Figure collection entries
****************************************
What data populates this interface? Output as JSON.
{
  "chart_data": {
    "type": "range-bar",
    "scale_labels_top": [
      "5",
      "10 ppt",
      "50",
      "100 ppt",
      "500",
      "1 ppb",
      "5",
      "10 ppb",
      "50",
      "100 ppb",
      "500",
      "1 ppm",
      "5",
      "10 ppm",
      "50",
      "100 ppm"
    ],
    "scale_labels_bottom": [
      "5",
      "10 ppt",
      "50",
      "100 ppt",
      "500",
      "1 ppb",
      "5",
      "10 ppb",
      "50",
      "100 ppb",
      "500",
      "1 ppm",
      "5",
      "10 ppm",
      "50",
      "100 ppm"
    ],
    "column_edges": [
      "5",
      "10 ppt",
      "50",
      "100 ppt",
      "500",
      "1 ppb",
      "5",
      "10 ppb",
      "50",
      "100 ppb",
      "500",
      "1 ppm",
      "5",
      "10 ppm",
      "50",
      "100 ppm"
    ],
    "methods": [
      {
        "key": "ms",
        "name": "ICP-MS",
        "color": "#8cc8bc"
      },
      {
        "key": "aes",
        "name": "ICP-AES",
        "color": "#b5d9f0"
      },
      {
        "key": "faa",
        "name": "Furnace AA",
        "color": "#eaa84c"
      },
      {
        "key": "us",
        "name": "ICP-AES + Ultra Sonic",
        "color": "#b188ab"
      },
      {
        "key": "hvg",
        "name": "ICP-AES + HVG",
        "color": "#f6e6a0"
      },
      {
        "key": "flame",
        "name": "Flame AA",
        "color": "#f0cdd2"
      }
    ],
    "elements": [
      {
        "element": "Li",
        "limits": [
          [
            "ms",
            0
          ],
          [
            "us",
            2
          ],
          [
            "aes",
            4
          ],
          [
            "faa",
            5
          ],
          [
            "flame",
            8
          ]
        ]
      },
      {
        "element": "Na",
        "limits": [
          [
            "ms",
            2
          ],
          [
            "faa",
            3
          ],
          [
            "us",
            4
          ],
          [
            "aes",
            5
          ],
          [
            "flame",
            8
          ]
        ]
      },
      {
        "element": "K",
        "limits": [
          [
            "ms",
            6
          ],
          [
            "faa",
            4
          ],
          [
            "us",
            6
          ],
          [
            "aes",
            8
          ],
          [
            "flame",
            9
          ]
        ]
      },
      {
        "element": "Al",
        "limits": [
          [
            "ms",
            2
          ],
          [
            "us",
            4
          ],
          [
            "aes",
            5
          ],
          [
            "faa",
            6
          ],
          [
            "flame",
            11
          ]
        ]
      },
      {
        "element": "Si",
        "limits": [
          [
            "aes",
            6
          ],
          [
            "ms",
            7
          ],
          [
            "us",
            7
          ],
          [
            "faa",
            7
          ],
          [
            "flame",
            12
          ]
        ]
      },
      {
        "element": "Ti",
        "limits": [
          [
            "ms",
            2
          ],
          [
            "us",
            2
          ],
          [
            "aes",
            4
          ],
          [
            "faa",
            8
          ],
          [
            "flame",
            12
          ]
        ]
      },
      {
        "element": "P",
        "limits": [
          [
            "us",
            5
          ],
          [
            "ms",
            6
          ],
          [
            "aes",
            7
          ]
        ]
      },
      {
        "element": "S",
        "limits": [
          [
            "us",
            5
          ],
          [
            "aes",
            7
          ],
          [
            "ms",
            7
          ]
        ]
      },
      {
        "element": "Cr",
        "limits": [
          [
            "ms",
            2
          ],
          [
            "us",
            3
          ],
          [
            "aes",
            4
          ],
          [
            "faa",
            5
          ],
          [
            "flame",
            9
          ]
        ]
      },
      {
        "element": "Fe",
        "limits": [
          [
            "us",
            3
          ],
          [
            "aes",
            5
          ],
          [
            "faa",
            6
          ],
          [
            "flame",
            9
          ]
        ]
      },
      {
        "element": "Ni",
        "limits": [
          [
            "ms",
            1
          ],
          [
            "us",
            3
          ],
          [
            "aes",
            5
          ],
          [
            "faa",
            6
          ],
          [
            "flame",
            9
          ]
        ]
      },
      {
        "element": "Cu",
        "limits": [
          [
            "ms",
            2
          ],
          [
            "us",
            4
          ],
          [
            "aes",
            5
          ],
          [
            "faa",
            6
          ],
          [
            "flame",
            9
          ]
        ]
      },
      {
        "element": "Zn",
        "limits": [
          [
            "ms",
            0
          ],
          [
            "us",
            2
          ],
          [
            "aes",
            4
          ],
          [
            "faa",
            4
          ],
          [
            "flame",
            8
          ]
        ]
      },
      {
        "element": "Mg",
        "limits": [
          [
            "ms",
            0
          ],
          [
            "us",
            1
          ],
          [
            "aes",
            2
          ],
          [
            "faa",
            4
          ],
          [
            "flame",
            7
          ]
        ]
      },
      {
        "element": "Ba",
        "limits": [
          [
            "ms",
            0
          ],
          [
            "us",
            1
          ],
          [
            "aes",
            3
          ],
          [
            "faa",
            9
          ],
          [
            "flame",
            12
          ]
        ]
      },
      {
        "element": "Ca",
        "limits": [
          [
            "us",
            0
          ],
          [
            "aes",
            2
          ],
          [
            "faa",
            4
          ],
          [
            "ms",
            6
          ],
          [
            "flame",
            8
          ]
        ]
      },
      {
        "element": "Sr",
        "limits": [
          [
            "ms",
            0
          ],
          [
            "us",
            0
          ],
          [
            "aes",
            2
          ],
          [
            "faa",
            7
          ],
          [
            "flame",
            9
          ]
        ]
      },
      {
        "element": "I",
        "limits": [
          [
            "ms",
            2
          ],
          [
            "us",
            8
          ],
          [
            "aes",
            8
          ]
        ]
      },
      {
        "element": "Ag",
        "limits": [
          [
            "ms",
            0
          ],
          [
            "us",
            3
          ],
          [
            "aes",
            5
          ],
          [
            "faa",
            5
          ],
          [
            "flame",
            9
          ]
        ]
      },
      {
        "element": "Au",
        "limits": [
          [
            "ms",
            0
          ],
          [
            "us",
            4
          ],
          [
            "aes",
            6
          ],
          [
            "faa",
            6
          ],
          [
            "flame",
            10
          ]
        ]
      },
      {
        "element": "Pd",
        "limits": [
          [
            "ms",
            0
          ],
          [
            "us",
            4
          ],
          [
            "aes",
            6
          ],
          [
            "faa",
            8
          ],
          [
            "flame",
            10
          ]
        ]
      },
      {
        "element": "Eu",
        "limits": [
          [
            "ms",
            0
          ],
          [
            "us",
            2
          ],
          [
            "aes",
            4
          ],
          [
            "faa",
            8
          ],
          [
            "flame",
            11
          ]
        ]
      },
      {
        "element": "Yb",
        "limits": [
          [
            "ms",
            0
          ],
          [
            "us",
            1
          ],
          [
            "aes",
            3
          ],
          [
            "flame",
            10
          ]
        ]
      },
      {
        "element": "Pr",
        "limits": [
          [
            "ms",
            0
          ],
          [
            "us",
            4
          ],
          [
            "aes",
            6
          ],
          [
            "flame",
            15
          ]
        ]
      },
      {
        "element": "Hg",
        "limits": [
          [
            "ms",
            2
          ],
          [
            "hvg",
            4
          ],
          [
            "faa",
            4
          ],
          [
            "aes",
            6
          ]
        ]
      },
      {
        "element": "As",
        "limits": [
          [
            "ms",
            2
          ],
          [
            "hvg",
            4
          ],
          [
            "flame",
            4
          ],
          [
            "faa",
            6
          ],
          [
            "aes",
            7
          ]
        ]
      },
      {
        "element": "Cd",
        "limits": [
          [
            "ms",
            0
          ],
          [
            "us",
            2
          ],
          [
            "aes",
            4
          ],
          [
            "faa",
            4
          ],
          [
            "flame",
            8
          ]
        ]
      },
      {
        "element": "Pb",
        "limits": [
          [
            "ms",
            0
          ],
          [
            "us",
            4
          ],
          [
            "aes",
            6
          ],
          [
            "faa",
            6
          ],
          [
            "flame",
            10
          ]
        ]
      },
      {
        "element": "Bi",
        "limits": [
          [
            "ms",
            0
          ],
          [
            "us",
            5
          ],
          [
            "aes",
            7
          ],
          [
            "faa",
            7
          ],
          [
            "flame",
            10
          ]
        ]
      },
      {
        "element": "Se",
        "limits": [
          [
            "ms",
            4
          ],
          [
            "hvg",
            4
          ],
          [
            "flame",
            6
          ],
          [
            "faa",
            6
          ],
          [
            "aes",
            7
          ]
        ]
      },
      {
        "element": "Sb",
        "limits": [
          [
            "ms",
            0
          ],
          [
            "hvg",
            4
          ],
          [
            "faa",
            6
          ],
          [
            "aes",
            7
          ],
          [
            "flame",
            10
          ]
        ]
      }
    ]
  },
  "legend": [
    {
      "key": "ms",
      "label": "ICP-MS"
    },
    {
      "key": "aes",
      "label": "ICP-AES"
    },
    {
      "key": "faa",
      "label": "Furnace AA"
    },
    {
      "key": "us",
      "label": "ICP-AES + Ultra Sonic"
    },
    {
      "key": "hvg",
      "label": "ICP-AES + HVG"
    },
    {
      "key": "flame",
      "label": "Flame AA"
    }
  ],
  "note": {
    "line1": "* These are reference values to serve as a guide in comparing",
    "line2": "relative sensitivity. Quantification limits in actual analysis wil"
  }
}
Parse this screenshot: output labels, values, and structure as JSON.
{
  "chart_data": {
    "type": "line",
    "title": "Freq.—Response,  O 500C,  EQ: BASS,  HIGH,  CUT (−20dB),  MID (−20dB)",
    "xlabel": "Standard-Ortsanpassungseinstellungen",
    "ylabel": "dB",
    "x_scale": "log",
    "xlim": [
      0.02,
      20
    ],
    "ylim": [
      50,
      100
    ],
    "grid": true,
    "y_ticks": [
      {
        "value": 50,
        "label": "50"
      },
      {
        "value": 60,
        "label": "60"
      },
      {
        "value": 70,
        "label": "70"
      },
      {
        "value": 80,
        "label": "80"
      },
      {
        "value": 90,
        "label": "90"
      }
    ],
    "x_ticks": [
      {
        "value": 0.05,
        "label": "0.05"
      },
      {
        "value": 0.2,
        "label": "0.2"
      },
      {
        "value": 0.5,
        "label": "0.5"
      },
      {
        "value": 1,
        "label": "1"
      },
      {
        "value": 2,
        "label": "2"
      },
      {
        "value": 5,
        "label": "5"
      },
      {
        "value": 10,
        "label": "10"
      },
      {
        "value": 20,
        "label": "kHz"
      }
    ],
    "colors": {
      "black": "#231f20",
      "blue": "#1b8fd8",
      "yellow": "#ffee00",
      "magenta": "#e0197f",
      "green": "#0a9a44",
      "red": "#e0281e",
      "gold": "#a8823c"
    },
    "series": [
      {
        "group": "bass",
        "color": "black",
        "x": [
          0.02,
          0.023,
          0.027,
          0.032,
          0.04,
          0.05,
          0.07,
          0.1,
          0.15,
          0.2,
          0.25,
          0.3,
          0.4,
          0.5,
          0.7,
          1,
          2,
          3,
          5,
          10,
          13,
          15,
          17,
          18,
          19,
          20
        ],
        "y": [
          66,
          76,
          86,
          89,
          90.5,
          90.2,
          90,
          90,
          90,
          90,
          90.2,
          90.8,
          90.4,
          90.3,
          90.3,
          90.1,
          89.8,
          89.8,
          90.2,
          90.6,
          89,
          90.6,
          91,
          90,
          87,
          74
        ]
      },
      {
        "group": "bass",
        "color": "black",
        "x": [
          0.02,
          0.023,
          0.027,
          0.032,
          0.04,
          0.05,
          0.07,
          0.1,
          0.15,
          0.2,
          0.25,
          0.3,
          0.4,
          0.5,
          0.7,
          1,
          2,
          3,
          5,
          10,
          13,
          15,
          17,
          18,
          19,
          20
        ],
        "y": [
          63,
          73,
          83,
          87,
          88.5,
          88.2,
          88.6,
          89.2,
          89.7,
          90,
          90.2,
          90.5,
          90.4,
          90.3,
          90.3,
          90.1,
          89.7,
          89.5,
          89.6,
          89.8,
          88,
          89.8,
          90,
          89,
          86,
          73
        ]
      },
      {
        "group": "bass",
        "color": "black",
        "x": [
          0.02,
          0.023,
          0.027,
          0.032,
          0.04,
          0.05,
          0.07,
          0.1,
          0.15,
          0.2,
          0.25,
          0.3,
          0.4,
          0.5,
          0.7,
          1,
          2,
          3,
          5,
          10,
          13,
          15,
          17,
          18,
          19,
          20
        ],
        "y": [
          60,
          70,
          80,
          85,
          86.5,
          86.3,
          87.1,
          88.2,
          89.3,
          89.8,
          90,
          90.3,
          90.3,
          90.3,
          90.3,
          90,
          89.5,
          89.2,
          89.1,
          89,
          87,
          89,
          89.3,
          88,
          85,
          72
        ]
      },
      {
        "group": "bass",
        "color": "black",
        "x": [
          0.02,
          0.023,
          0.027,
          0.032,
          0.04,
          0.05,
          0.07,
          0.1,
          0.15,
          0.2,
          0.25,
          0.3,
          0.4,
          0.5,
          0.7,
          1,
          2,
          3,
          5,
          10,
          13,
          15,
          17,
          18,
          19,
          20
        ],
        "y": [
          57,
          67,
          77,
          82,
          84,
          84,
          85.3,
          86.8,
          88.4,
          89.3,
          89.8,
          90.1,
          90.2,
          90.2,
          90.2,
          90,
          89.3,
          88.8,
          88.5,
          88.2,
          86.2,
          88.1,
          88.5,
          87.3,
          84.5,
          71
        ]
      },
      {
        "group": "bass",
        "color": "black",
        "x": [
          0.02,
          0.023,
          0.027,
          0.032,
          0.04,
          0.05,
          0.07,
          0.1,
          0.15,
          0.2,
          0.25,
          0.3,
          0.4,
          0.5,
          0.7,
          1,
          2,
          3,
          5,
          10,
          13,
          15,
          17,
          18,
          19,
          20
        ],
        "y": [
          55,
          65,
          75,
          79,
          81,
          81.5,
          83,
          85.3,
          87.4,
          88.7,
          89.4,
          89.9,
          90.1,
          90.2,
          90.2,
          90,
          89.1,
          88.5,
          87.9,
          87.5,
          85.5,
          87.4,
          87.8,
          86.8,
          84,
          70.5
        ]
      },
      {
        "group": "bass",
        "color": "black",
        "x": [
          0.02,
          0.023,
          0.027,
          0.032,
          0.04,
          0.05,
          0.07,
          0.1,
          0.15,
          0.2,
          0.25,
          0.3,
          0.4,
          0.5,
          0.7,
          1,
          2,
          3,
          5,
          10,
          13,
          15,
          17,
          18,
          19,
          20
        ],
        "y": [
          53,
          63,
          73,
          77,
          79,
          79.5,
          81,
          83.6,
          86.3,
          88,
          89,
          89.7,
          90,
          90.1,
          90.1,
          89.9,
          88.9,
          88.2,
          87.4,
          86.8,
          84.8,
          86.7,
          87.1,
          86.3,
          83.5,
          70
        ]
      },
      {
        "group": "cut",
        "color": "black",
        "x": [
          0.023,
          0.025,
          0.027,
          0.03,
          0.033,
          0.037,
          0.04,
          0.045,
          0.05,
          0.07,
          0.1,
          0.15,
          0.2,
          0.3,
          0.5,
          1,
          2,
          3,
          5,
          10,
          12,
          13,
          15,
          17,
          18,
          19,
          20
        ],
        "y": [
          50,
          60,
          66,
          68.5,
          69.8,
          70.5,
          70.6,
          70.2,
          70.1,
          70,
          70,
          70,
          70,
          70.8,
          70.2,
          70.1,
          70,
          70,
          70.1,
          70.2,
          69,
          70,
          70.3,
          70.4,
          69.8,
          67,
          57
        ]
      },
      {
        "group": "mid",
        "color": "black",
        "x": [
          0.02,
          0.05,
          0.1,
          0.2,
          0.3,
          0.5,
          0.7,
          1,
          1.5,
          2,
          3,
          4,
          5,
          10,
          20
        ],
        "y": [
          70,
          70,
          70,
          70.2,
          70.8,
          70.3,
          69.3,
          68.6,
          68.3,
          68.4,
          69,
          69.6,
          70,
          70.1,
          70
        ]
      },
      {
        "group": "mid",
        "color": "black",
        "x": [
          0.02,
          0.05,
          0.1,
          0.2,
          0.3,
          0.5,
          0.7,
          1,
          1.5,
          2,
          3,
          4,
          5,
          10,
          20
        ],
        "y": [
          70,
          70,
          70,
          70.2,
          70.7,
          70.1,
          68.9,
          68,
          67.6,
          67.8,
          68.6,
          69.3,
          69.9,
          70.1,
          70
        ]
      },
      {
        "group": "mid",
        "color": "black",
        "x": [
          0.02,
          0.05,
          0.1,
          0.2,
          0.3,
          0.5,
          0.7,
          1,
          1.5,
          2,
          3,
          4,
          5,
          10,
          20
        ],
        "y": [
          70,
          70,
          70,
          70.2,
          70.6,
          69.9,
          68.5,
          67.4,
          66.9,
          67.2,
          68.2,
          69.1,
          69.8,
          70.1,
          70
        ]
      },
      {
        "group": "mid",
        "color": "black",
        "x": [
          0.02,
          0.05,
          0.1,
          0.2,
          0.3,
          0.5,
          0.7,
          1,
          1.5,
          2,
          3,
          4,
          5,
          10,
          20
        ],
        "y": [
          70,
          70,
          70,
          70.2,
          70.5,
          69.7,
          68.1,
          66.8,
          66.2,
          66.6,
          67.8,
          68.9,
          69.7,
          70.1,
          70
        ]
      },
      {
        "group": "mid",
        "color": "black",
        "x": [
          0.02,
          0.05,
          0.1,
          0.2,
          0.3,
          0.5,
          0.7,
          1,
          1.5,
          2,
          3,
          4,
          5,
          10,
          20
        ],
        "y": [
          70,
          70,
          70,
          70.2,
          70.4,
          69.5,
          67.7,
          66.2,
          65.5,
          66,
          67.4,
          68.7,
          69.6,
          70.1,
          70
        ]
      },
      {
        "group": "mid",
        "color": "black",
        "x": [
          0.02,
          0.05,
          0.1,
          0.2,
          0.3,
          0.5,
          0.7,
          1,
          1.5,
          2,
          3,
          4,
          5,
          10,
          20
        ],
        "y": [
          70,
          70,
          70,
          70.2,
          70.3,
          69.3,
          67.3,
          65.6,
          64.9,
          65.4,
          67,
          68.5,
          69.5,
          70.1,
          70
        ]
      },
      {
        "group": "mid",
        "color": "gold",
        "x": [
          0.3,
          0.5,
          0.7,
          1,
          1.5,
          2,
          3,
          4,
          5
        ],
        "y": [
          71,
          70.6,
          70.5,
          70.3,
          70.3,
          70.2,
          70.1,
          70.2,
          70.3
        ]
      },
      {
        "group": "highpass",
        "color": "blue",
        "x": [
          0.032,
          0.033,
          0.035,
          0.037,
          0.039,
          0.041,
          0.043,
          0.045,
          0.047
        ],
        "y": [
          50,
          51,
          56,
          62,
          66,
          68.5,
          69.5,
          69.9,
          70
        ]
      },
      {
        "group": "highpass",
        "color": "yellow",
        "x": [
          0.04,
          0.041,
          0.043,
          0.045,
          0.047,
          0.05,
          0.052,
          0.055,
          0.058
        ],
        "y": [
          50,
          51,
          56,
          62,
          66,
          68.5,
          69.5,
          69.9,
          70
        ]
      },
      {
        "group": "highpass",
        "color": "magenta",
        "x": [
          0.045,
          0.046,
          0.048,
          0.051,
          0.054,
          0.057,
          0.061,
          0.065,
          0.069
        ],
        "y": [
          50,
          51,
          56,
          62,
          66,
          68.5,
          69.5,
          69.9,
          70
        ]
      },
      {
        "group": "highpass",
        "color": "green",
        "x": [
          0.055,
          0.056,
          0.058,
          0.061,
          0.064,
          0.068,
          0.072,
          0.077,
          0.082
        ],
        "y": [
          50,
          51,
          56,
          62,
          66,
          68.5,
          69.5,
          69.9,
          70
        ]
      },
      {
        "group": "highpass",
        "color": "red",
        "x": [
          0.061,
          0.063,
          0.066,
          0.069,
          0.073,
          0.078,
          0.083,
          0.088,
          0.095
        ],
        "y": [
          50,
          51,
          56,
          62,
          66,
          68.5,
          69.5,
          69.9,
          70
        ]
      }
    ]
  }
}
****************************************
Problem description: Gather from the entries above all lines that include the string "Sonic".

Full output:
        "name": "ICP-AES + Ultra Sonic",
      "label": "ICP-AES + Ultra Sonic"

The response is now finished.